* [Requirements]: Transcribe the listing verbatim. Do not carry over any pictures.

>>>>

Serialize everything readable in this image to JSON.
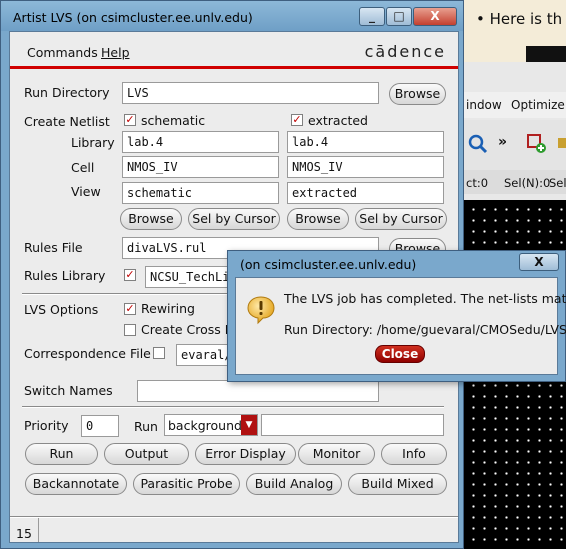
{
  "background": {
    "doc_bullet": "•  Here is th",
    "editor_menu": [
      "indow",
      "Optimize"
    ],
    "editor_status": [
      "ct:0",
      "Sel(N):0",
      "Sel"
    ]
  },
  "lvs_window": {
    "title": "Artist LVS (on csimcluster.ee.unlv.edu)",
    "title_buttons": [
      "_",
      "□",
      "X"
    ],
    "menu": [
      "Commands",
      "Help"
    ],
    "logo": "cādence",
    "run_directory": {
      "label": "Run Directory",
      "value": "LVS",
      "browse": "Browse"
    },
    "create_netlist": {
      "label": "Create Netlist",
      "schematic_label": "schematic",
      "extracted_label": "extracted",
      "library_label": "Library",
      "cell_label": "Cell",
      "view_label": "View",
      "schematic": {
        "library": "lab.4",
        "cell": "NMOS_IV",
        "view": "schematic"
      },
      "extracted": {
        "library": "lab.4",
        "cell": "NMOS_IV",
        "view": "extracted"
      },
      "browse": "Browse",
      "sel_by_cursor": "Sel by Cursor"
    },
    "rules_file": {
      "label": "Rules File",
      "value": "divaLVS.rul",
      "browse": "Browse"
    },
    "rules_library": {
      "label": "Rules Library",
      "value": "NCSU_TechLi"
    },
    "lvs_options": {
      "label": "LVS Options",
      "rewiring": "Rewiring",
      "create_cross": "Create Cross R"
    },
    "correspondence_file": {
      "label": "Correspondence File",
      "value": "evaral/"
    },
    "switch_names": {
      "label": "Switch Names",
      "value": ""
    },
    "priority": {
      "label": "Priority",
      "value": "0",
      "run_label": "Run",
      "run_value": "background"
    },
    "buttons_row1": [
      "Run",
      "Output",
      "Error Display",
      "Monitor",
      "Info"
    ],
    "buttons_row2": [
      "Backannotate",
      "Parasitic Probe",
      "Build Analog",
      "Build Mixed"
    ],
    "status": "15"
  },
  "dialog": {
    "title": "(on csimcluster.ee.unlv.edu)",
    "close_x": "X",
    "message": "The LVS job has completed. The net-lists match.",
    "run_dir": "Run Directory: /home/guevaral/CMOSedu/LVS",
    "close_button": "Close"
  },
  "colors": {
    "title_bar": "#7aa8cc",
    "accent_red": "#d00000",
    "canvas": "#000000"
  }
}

<<<<

* [Task response]:
Serialize everything readable in this image to JSON.
{
  "background": {
    "doc_bullet": "•  Here is th",
    "editor_menu": [
      "indow",
      "Optimize"
    ],
    "editor_status": [
      "ct:0",
      "Sel(N):0",
      "Sel"
    ]
  },
  "lvs_window": {
    "title": "Artist LVS (on csimcluster.ee.unlv.edu)",
    "title_buttons": [
      "_",
      "□",
      "X"
    ],
    "menu": [
      "Commands",
      "Help"
    ],
    "logo": "cādence",
    "run_directory": {
      "label": "Run Directory",
      "value": "LVS",
      "browse": "Browse"
    },
    "create_netlist": {
      "label": "Create Netlist",
      "schematic_label": "schematic",
      "extracted_label": "extracted",
      "library_label": "Library",
      "cell_label": "Cell",
      "view_label": "View",
      "schematic": {
        "library": "lab.4",
        "cell": "NMOS_IV",
        "view": "schematic"
      },
      "extracted": {
        "library": "lab.4",
        "cell": "NMOS_IV",
        "view": "extracted"
      },
      "browse": "Browse",
      "sel_by_cursor": "Sel by Cursor"
    },
    "rules_file": {
      "label": "Rules File",
      "value": "divaLVS.rul",
      "browse": "Browse"
    },
    "rules_library": {
      "label": "Rules Library",
      "value": "NCSU_TechLi"
    },
    "lvs_options": {
      "label": "LVS Options",
      "rewiring": "Rewiring",
      "create_cross": "Create Cross R"
    },
    "correspondence_file": {
      "label": "Correspondence File",
      "value": "evaral/"
    },
    "switch_names": {
      "label": "Switch Names",
      "value": ""
    },
    "priority": {
      "label": "Priority",
      "value": "0",
      "run_label": "Run",
      "run_value": "background"
    },
    "buttons_row1": [
      "Run",
      "Output",
      "Error Display",
      "Monitor",
      "Info"
    ],
    "buttons_row2": [
      "Backannotate",
      "Parasitic Probe",
      "Build Analog",
      "Build Mixed"
    ],
    "status": "15"
  },
  "dialog": {
    "title": "(on csimcluster.ee.unlv.edu)",
    "close_x": "X",
    "message": "The LVS job has completed. The net-lists match.",
    "run_dir": "Run Directory: /home/guevaral/CMOSedu/LVS",
    "close_button": "Close"
  },
  "colors": {
    "title_bar": "#7aa8cc",
    "accent_red": "#d00000",
    "canvas": "#000000"
  }
}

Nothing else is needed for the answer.